Determine how many lines hold "Orenstein" and give only that number.

Collected data
§ §
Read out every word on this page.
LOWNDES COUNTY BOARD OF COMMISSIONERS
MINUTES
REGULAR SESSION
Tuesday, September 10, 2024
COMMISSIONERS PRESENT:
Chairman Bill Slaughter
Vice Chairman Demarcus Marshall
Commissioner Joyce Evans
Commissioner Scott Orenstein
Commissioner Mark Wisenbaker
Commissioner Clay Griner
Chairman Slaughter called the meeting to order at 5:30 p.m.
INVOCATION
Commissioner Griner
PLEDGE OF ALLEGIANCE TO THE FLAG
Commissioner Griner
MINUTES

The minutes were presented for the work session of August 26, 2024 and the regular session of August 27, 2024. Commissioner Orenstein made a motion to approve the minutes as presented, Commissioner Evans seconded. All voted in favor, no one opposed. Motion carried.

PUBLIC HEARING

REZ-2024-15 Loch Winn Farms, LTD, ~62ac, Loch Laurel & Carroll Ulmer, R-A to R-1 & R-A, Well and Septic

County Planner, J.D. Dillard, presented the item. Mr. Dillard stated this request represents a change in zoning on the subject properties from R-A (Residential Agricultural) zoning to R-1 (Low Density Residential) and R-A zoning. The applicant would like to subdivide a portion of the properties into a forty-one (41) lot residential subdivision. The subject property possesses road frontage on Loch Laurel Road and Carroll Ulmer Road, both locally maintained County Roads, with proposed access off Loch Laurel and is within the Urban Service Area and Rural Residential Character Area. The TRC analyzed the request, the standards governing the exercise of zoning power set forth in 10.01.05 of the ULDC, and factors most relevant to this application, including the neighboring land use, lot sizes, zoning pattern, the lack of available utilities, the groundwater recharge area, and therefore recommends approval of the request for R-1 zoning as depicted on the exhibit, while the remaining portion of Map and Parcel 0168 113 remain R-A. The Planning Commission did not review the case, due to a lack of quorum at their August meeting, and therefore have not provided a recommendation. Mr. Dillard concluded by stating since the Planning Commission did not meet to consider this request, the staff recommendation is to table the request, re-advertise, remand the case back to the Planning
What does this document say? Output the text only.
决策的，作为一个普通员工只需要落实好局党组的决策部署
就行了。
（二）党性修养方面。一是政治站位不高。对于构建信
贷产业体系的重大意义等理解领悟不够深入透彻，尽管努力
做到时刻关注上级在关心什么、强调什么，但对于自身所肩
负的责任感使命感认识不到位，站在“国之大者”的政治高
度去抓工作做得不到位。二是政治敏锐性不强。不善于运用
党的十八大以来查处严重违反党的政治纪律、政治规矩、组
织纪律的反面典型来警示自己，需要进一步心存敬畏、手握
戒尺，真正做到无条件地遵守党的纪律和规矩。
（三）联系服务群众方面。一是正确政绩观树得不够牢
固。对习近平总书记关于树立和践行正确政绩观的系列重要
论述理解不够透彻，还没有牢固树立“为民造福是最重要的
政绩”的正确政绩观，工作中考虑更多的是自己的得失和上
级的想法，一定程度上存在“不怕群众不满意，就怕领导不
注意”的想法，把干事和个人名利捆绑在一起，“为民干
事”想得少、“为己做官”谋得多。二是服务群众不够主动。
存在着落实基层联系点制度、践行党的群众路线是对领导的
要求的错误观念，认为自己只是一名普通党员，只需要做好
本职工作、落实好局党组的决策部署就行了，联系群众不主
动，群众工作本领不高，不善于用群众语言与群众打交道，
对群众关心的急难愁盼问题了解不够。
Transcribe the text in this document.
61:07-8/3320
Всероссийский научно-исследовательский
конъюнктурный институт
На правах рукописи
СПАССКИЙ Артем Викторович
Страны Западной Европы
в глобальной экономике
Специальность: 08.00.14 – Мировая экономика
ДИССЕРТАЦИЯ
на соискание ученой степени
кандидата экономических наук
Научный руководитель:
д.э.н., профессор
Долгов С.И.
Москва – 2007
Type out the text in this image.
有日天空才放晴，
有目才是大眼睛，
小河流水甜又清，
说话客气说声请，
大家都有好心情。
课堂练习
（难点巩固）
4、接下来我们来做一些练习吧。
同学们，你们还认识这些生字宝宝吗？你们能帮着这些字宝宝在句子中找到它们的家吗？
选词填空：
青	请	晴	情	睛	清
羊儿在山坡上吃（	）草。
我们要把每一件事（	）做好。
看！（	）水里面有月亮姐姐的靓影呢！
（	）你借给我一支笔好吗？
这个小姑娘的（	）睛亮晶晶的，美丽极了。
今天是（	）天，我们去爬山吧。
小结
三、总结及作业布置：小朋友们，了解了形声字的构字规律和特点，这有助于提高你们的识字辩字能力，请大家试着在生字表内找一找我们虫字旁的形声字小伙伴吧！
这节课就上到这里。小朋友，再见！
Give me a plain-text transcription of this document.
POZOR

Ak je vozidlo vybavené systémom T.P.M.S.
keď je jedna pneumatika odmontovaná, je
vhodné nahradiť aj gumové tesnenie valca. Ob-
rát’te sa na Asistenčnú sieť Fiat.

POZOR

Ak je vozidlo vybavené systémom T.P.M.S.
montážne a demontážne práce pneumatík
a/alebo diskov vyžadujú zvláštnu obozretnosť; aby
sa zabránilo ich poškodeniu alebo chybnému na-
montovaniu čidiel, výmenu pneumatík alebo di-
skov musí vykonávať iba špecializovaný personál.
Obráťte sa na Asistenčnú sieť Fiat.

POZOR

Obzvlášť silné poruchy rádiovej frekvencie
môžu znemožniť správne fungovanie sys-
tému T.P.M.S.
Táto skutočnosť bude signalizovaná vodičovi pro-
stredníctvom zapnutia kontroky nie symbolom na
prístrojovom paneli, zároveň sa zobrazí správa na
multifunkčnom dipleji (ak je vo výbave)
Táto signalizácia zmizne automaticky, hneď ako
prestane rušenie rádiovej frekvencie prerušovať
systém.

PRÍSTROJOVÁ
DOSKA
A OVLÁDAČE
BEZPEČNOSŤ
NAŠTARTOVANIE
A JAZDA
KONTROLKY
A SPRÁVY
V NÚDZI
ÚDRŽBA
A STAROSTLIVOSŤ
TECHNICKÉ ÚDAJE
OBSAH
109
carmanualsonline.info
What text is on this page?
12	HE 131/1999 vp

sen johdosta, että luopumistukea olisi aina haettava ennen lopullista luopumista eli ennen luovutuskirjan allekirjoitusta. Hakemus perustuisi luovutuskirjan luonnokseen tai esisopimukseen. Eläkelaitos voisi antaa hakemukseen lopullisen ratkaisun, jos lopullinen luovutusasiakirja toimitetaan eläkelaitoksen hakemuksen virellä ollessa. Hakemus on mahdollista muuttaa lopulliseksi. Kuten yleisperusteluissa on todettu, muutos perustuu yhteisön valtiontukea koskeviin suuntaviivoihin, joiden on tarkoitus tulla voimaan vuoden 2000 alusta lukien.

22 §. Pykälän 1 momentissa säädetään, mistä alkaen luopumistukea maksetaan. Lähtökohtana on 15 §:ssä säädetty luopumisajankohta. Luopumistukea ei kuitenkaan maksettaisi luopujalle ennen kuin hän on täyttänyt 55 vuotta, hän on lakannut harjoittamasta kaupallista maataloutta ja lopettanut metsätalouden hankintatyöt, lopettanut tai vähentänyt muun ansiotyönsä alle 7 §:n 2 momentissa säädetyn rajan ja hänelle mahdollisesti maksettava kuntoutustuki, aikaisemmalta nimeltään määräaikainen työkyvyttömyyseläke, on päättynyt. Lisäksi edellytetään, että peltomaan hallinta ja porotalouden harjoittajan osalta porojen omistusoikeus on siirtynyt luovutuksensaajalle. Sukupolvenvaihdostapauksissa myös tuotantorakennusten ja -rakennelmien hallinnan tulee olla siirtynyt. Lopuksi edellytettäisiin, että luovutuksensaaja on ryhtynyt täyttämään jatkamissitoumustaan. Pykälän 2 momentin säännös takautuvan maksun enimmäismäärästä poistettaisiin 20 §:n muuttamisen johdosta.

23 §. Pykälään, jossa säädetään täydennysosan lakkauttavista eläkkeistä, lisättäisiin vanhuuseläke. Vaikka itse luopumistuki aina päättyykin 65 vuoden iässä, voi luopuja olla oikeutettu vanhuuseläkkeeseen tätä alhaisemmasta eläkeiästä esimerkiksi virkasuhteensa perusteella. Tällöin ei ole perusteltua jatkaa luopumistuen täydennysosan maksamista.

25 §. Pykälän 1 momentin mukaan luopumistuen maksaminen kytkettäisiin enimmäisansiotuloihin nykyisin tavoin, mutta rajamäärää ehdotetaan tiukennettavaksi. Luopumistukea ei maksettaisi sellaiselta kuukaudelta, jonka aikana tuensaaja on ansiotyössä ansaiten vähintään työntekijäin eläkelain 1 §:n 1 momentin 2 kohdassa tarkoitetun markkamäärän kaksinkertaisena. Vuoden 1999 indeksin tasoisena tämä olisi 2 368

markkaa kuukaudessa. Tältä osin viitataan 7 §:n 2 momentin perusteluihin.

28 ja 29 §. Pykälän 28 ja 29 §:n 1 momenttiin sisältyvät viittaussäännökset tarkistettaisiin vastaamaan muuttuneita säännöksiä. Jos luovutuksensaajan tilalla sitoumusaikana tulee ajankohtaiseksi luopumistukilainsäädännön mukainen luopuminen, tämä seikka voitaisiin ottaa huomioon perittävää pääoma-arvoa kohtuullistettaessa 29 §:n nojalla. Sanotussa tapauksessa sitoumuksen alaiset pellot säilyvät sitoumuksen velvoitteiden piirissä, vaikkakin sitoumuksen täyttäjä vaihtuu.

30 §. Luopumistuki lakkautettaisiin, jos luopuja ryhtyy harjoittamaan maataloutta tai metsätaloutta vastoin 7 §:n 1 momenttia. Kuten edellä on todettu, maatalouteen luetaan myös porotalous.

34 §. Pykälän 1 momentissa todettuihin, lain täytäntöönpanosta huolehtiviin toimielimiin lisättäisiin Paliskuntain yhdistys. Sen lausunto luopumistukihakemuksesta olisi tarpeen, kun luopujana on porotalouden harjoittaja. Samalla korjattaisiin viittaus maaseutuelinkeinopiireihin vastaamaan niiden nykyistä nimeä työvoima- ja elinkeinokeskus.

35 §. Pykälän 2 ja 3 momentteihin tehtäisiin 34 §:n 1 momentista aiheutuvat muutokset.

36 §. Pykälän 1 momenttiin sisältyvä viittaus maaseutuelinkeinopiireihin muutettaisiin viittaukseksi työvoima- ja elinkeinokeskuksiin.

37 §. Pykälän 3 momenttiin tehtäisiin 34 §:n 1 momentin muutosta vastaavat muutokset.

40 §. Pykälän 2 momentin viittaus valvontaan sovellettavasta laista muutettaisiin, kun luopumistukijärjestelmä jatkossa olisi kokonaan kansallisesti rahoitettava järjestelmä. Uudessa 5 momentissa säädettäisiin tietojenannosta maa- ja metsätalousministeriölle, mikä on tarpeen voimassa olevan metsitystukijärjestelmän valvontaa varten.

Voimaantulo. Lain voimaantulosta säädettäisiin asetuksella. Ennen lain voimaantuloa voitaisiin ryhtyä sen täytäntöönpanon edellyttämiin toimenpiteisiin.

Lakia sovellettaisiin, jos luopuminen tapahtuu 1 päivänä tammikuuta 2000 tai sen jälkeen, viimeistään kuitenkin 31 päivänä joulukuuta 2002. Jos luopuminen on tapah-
§ §
Problem solution: 2